Annotated element entries
• • • •
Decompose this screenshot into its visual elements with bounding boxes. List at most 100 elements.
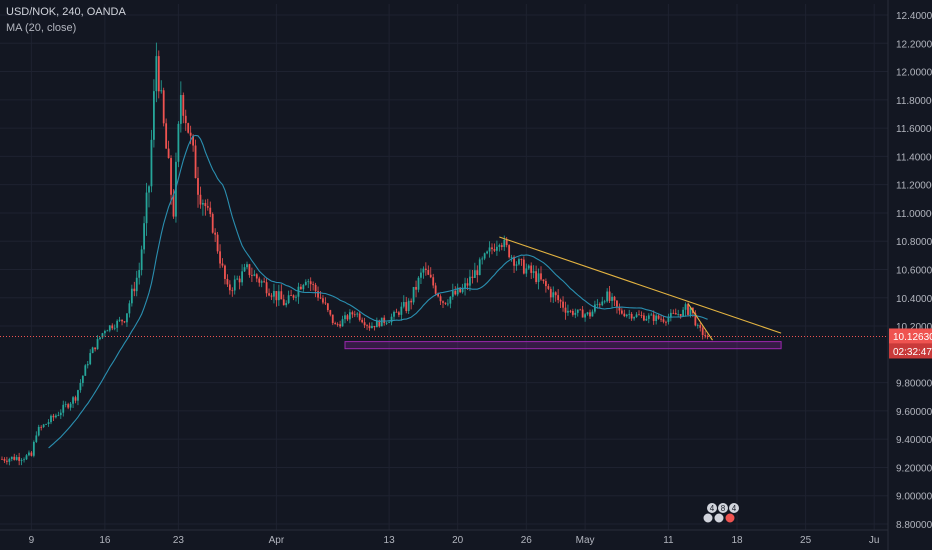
candle-body xyxy=(312,284,315,285)
candle-body xyxy=(672,312,675,314)
candle-body xyxy=(420,272,422,278)
candle-body xyxy=(491,247,493,250)
candle-body xyxy=(503,239,506,247)
candle-body xyxy=(138,270,141,278)
event-badge-label: 4 xyxy=(732,504,737,513)
candle-body xyxy=(402,302,405,307)
candle-body xyxy=(118,319,121,321)
candle-body xyxy=(319,297,322,299)
candle-body xyxy=(628,313,631,315)
trendline xyxy=(687,303,713,341)
candle-body xyxy=(23,459,25,461)
candle-body xyxy=(25,455,28,460)
candle-body xyxy=(505,239,508,246)
candle-body xyxy=(415,286,417,290)
candle-body xyxy=(662,319,665,322)
candle-body xyxy=(439,296,442,302)
candle-body xyxy=(167,148,170,159)
candle-body xyxy=(473,270,476,278)
candle-body xyxy=(106,330,109,332)
candle-body xyxy=(59,412,62,416)
candle-body xyxy=(130,288,133,304)
trendline xyxy=(499,236,782,334)
candle-body xyxy=(341,319,344,327)
candle-body xyxy=(15,457,18,460)
candle-body xyxy=(55,415,57,418)
candle-body xyxy=(358,313,361,320)
candle-body xyxy=(674,313,677,315)
candle-body xyxy=(241,271,243,283)
candle-body xyxy=(667,317,670,322)
x-tick-label: 20 xyxy=(452,535,464,546)
y-tick-label: 8.80000 xyxy=(896,520,932,531)
candle-body xyxy=(478,259,481,275)
candle-body xyxy=(231,290,234,292)
last-price-label: 10.12630 xyxy=(893,332,932,343)
candle-body xyxy=(361,319,364,323)
candle-body xyxy=(496,246,498,251)
candle-body xyxy=(464,283,466,289)
candle-body xyxy=(214,232,217,235)
candle-body xyxy=(640,315,643,316)
candle-body xyxy=(488,247,491,252)
candle-body xyxy=(204,203,207,207)
candle-body xyxy=(601,301,604,306)
candle-body xyxy=(549,288,552,298)
x-tick-label: May xyxy=(576,535,595,546)
candle-body xyxy=(390,316,393,323)
candle-body xyxy=(326,303,329,311)
candle-body xyxy=(591,311,594,317)
flag-icon xyxy=(724,512,736,524)
candle-body xyxy=(30,452,33,456)
support-zone-rect xyxy=(344,341,782,350)
candle-body xyxy=(586,312,589,315)
candle-body xyxy=(483,253,486,259)
candle-body xyxy=(694,313,697,326)
candle-body xyxy=(469,276,471,286)
candle-body xyxy=(79,382,82,391)
candle-body xyxy=(221,263,224,266)
candle-body xyxy=(69,403,72,408)
candle-body xyxy=(99,337,101,339)
candle-body xyxy=(356,313,359,315)
x-tick-label: 23 xyxy=(173,535,185,546)
candle-body xyxy=(459,287,462,293)
x-tick-label: 18 xyxy=(731,535,743,546)
candle-body xyxy=(47,422,50,425)
candle-body xyxy=(35,435,38,442)
candle-body xyxy=(545,281,547,287)
candle-body xyxy=(13,456,16,460)
candle-body xyxy=(331,314,334,324)
candle-body xyxy=(251,275,253,276)
candle-body xyxy=(679,314,682,317)
candle-body xyxy=(248,264,251,276)
x-tick-label: 13 xyxy=(384,535,396,546)
candle-body xyxy=(562,301,564,308)
candle-body xyxy=(126,313,128,323)
candle-body xyxy=(6,460,8,462)
candle-body xyxy=(571,310,574,315)
candle-body xyxy=(454,291,457,295)
x-tick-label: 16 xyxy=(99,535,111,546)
candle-body xyxy=(179,95,182,124)
candle-body xyxy=(28,452,30,456)
candle-body xyxy=(344,315,346,320)
candle-body xyxy=(334,323,337,325)
candle-body xyxy=(535,271,537,283)
x-tick-label: 11 xyxy=(663,535,674,546)
candle-body xyxy=(542,279,545,282)
candle-body xyxy=(192,135,194,146)
candle-body xyxy=(329,310,332,315)
candle-body xyxy=(1,458,3,460)
candle-body xyxy=(228,284,231,291)
candle-body xyxy=(437,293,439,297)
y-tick-label: 9.80000 xyxy=(896,379,932,390)
candle-body xyxy=(143,223,145,250)
candle-body xyxy=(94,347,96,350)
candle-body xyxy=(704,335,707,336)
candle-body xyxy=(336,324,339,326)
candle-body xyxy=(81,375,84,383)
candle-body xyxy=(618,306,621,311)
candle-body xyxy=(363,322,366,326)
• • • •
## EXERCISE DESCRIPTION
Return the lines of the data above verbatim, beginning at the line that contains "candle-body xyxy=(312,284,315,285)" and ending after the line that contains "candle-body xyxy=(326,303,329,311)".

## THE RESPONSE
candle-body xyxy=(312,284,315,285)
candle-body xyxy=(672,312,675,314)
candle-body xyxy=(420,272,422,278)
candle-body xyxy=(491,247,493,250)
candle-body xyxy=(503,239,506,247)
candle-body xyxy=(138,270,141,278)
event-badge-label: 4 xyxy=(732,504,737,513)
candle-body xyxy=(402,302,405,307)
candle-body xyxy=(118,319,121,321)
candle-body xyxy=(319,297,322,299)
candle-body xyxy=(628,313,631,315)
trendline xyxy=(687,303,713,341)
candle-body xyxy=(23,459,25,461)
candle-body xyxy=(25,455,28,460)
candle-body xyxy=(505,239,508,246)
candle-body xyxy=(415,286,417,290)
candle-body xyxy=(662,319,665,322)
candle-body xyxy=(439,296,442,302)
candle-body xyxy=(167,148,170,159)
candle-body xyxy=(473,270,476,278)
candle-body xyxy=(106,330,109,332)
candle-body xyxy=(59,412,62,416)
candle-body xyxy=(130,288,133,304)
trendline xyxy=(499,236,782,334)
candle-body xyxy=(341,319,344,327)
candle-body xyxy=(15,457,18,460)
candle-body xyxy=(55,415,57,418)
candle-body xyxy=(358,313,361,320)
candle-body xyxy=(674,313,677,315)
candle-body xyxy=(241,271,243,283)
candle-body xyxy=(667,317,670,322)
x-tick-label: 20 xyxy=(452,535,464,546)
y-tick-label: 8.80000 xyxy=(896,520,932,531)
candle-body xyxy=(478,259,481,275)
candle-body xyxy=(231,290,234,292)
last-price-label: 10.12630 xyxy=(893,332,932,343)
candle-body xyxy=(361,319,364,323)
candle-body xyxy=(496,246,498,251)
candle-body xyxy=(464,283,466,289)
candle-body xyxy=(214,232,217,235)
candle-body xyxy=(640,315,643,316)
candle-body xyxy=(488,247,491,252)
candle-body xyxy=(204,203,207,207)
candle-body xyxy=(601,301,604,306)
candle-body xyxy=(549,288,552,298)
x-tick-label: May xyxy=(576,535,595,546)
candle-body xyxy=(390,316,393,323)
candle-body xyxy=(326,303,329,311)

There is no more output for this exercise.